EXERCISE AIM. Records follow. Copy every line with "icon".

Data records.
────────────────────────────────────────

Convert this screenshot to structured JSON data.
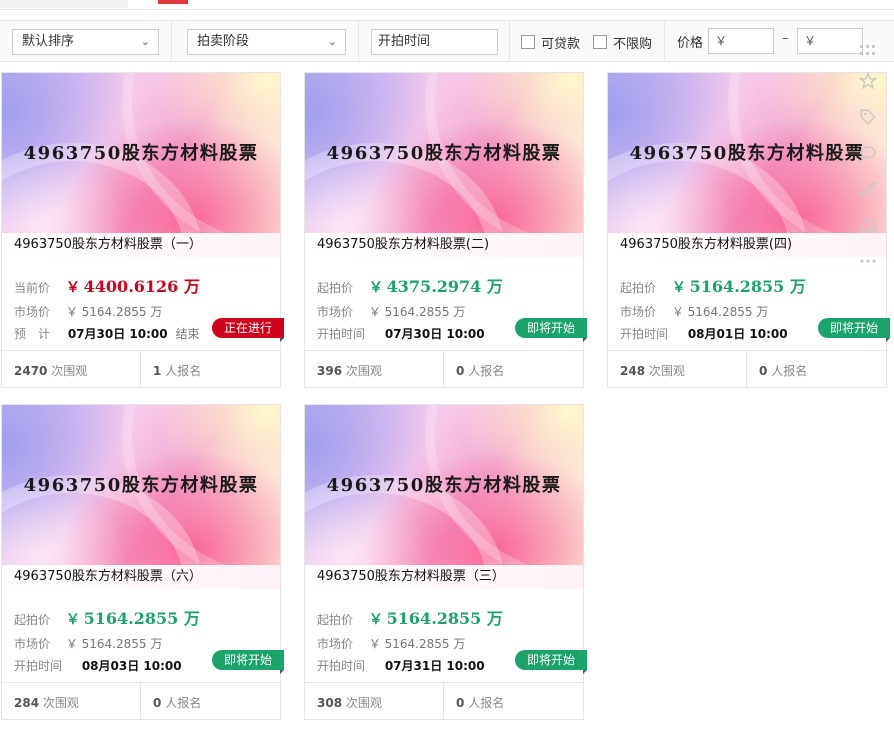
{
  "filters": {
    "sort_label": "默认排序",
    "stage_label": "拍卖阶段",
    "start_time_placeholder": "开拍时间",
    "loan_label": "可贷款",
    "unlimited_label": "不限购",
    "price_label": "价格",
    "price_min_placeholder": "￥",
    "price_max_placeholder": "￥",
    "price_dash": "–"
  },
  "thumbnail_text": "4963750股东方材料股票",
  "cards": [
    {
      "title": "4963750股东方材料股票（一）",
      "price_label": "当前价",
      "yen": "￥",
      "price": "4400.6126 万",
      "price_color": "red",
      "market_label": "市场价",
      "market_value": "￥ 5164.2855 万",
      "time_label": "预　计",
      "time_value": "07月30日 10:00",
      "time_suffix": "结束",
      "status": "正在进行",
      "status_color": "#d0021b",
      "views": "2470",
      "views_suffix": "次围观",
      "signups": "1",
      "signups_suffix": "人报名"
    },
    {
      "title": "4963750股东方材料股票(二)",
      "price_label": "起拍价",
      "yen": "￥",
      "price": "4375.2974 万",
      "price_color": "green",
      "market_label": "市场价",
      "market_value": "￥ 5164.2855 万",
      "time_label": "开拍时间",
      "time_value": "07月30日 10:00",
      "time_suffix": "",
      "status": "即将开始",
      "status_color": "#1aa36b",
      "views": "396",
      "views_suffix": "次围观",
      "signups": "0",
      "signups_suffix": "人报名"
    },
    {
      "title": "4963750股东方材料股票(四)",
      "price_label": "起拍价",
      "yen": "￥",
      "price": "5164.2855 万",
      "price_color": "green",
      "market_label": "市场价",
      "market_value": "￥ 5164.2855 万",
      "time_label": "开拍时间",
      "time_value": "08月01日 10:00",
      "time_suffix": "",
      "status": "即将开始",
      "status_color": "#1aa36b",
      "views": "248",
      "views_suffix": "次围观",
      "signups": "0",
      "signups_suffix": "人报名"
    },
    {
      "title": "4963750股东方材料股票（六）",
      "price_label": "起拍价",
      "yen": "￥",
      "price": "5164.2855 万",
      "price_color": "green",
      "market_label": "市场价",
      "market_value": "￥ 5164.2855 万",
      "time_label": "开拍时间",
      "time_value": "08月03日 10:00",
      "time_suffix": "",
      "status": "即将开始",
      "status_color": "#1aa36b",
      "views": "284",
      "views_suffix": "次围观",
      "signups": "0",
      "signups_suffix": "人报名"
    },
    {
      "title": "4963750股东方材料股票（三）",
      "price_label": "起拍价",
      "yen": "￥",
      "price": "5164.2855 万",
      "price_color": "green",
      "market_label": "市场价",
      "market_value": "￥ 5164.2855 万",
      "time_label": "开拍时间",
      "time_value": "07月31日 10:00",
      "time_suffix": "",
      "status": "即将开始",
      "status_color": "#1aa36b",
      "views": "308",
      "views_suffix": "次围观",
      "signups": "0",
      "signups_suffix": "人报名"
    }
  ],
  "side_tools": [
    "grid-icon",
    "star-icon",
    "tag-icon",
    "chat-icon",
    "brush-icon",
    "home-icon",
    "more-icon"
  ]
}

────────────────────────────────────────

WRITTEN ANSWER.
    "grid-icon",
    "star-icon",
    "tag-icon",
    "chat-icon",
    "brush-icon",
    "home-icon",
    "more-icon"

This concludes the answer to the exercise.